■ WHAT YOU SHOULD DO:
In the data below, locate each line with the word "Schutz" and list it.

■ RECORDED INFORMATION:
* begin *

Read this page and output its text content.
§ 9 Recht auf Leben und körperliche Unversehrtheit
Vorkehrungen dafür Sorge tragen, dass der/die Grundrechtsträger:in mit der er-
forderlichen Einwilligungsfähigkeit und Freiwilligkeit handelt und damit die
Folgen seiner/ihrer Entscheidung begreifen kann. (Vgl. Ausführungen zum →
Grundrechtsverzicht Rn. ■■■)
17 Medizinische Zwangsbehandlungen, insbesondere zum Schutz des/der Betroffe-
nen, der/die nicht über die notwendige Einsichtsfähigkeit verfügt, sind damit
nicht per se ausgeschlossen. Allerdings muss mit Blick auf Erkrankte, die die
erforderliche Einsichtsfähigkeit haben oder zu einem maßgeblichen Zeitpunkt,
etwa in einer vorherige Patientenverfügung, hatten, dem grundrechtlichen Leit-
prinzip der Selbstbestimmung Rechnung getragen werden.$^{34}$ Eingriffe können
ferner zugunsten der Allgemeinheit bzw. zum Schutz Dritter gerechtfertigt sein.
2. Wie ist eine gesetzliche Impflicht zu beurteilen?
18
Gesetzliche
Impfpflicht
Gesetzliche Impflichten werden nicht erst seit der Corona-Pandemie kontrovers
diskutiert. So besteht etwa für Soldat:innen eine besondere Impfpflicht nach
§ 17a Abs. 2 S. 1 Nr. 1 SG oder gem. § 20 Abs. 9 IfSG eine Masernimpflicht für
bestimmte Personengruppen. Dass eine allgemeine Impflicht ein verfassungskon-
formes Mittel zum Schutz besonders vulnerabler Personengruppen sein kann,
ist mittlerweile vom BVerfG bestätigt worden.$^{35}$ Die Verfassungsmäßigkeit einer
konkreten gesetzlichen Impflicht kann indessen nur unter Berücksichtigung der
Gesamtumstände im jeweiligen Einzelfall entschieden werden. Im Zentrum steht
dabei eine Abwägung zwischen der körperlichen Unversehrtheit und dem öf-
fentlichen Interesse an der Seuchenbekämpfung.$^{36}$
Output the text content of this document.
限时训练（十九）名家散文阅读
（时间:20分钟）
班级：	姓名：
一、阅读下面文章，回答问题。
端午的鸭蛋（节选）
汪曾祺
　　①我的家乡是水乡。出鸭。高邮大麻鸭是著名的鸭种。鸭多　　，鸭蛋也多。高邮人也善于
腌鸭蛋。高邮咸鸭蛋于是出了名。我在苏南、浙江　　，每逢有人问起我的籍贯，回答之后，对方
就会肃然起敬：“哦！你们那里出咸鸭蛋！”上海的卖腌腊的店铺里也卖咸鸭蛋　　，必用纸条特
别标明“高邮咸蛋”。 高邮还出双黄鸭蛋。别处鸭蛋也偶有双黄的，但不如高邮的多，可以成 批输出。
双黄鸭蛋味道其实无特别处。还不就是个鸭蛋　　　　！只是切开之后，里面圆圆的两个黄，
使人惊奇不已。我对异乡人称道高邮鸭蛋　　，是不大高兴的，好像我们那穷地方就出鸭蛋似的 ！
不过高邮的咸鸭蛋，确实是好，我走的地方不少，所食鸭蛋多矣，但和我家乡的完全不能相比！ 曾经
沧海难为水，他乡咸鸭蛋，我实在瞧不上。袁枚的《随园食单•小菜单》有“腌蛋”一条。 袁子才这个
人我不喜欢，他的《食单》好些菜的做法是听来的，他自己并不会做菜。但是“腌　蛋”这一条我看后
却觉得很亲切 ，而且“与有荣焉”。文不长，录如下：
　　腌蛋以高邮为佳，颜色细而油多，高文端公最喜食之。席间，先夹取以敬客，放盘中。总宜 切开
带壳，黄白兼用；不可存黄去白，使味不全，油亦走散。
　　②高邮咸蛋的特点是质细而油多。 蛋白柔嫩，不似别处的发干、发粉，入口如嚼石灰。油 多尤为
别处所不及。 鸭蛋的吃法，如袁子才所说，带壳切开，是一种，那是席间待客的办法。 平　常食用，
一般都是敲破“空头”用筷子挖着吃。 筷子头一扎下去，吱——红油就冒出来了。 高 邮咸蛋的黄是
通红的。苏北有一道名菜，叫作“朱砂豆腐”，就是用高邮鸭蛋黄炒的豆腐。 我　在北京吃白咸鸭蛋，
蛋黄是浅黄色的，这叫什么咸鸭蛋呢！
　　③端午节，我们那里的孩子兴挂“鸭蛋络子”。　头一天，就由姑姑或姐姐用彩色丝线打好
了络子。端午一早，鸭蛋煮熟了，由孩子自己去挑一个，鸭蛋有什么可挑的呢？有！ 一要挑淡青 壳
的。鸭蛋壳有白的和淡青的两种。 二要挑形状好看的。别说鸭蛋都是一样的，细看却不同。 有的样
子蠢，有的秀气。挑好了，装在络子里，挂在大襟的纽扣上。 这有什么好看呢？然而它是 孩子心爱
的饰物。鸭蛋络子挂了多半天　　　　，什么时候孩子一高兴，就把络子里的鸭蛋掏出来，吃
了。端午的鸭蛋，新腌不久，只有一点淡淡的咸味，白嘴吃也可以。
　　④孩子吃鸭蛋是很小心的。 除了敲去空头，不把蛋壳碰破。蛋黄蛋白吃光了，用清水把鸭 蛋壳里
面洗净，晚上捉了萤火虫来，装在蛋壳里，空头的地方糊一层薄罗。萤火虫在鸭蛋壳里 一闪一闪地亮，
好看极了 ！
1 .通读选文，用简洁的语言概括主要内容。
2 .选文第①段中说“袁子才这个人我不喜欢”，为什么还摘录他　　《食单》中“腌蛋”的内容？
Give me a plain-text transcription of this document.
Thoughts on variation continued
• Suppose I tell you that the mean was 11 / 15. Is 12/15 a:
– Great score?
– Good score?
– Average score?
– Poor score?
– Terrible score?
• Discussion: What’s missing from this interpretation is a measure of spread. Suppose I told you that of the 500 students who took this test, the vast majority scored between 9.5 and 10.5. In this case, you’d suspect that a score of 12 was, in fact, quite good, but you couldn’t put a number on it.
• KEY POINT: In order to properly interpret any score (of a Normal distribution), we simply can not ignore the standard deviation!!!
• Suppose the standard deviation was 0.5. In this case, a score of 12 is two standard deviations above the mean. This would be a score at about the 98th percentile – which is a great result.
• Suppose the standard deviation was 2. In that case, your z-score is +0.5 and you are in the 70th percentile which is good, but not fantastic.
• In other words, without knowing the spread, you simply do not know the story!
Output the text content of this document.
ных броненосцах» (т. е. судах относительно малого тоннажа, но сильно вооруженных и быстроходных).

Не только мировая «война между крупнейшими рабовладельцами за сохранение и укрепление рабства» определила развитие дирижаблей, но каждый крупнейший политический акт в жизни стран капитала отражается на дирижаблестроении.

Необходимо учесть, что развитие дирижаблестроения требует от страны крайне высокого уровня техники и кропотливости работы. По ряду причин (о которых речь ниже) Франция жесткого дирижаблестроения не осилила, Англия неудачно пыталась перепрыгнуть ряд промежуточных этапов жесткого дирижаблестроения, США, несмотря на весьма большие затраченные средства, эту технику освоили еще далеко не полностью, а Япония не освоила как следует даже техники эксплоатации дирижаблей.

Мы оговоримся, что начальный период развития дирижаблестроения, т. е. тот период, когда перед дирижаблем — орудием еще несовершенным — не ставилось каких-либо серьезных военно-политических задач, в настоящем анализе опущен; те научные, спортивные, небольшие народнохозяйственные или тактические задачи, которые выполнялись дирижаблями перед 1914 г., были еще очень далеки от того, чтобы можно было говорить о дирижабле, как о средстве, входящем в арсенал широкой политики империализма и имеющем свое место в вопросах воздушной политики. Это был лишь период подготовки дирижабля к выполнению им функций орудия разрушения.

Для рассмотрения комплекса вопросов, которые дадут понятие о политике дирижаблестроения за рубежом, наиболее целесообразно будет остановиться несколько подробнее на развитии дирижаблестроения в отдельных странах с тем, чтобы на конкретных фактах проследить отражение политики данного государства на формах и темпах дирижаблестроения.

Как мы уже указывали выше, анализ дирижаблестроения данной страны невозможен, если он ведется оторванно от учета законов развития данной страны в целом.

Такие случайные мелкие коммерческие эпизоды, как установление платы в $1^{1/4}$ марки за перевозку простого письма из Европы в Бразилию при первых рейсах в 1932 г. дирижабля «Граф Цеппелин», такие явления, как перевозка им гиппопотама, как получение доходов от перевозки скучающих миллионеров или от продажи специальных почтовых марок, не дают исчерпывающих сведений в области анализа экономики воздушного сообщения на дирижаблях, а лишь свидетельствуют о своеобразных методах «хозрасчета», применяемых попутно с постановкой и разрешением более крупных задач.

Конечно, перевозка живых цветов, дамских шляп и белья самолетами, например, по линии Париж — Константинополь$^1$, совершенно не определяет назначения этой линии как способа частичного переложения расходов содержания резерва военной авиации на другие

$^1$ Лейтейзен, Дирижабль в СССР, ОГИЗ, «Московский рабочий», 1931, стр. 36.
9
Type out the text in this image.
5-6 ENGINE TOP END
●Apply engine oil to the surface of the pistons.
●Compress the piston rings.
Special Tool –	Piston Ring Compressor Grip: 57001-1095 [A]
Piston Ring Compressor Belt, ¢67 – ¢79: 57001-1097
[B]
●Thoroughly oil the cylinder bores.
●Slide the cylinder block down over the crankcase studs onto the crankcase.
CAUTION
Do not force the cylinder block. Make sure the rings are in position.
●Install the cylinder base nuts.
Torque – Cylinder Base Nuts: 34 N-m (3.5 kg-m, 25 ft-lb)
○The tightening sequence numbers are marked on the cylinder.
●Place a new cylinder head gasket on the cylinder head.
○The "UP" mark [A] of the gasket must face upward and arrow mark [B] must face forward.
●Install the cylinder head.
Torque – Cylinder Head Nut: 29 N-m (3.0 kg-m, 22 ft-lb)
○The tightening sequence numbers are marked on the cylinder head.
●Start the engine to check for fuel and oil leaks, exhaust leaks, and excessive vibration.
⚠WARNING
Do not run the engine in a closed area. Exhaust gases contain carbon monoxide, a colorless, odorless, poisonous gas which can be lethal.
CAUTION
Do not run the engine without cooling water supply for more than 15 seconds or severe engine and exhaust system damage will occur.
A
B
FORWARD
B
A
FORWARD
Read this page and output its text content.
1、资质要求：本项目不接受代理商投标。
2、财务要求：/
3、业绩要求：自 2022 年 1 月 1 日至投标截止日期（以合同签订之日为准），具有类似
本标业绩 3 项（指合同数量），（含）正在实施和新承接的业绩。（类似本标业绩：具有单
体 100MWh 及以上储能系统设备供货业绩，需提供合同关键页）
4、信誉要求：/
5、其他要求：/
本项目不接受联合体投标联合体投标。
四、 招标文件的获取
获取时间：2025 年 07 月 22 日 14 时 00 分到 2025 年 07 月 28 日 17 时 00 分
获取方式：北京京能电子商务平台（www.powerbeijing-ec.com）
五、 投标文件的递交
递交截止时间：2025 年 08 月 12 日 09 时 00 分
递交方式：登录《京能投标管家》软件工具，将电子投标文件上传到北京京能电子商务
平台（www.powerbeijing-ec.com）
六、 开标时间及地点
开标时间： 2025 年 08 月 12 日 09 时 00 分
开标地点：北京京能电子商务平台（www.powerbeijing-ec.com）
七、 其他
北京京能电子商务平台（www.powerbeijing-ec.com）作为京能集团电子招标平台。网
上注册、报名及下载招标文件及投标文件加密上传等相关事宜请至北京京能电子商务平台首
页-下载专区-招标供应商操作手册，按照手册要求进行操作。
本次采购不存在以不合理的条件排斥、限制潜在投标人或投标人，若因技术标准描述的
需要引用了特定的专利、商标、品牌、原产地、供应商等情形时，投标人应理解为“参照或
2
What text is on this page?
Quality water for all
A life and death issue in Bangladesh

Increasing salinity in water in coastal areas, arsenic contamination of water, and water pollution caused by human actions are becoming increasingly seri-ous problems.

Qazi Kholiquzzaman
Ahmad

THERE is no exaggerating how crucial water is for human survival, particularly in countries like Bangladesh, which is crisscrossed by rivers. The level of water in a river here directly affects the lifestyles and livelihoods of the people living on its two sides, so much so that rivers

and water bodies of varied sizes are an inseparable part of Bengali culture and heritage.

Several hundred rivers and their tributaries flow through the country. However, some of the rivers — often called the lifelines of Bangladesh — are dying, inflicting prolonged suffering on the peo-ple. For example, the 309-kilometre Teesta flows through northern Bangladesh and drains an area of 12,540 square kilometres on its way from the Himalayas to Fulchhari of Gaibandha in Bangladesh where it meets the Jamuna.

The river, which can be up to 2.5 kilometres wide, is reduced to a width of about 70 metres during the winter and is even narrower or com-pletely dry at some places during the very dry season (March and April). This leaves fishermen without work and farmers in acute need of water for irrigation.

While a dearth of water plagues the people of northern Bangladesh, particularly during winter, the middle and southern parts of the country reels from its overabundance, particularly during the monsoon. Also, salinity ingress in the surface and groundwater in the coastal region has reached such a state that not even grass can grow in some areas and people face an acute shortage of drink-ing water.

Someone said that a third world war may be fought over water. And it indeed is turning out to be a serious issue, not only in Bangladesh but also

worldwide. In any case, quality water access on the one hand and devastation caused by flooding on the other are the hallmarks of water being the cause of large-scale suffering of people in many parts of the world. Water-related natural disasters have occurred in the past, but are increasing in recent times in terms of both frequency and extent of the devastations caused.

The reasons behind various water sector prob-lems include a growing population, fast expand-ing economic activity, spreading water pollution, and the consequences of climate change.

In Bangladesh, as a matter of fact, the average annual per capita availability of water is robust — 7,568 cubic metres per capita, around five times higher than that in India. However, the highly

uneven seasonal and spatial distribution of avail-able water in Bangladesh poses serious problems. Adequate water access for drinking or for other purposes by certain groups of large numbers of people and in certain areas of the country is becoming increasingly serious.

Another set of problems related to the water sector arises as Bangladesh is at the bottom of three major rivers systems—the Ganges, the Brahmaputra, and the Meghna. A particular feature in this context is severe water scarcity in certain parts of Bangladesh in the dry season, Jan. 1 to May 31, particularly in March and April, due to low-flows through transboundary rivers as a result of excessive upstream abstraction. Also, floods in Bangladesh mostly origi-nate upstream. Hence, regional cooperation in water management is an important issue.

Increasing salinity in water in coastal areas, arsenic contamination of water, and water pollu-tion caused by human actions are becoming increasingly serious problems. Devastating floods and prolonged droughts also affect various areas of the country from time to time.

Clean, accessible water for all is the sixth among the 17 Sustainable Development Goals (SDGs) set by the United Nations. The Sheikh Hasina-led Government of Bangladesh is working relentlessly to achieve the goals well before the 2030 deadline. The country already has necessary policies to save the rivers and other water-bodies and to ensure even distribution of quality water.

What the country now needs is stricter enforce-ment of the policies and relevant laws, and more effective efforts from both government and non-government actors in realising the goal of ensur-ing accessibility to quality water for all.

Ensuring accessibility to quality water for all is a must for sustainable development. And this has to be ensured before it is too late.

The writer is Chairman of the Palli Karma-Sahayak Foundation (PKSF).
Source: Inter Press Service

* end *

■ SOLUTION TO THIS PROBLEM:
17 Medizinische Zwangsbehandlungen, insbesondere zum Schutz des/der Betroffe-
ferner zugunsten der Allgemeinheit bzw. zum Schutz Dritter gerechtfertigt sein.
formes Mittel zum Schutz besonders vulnerabler Personengruppen sein kann,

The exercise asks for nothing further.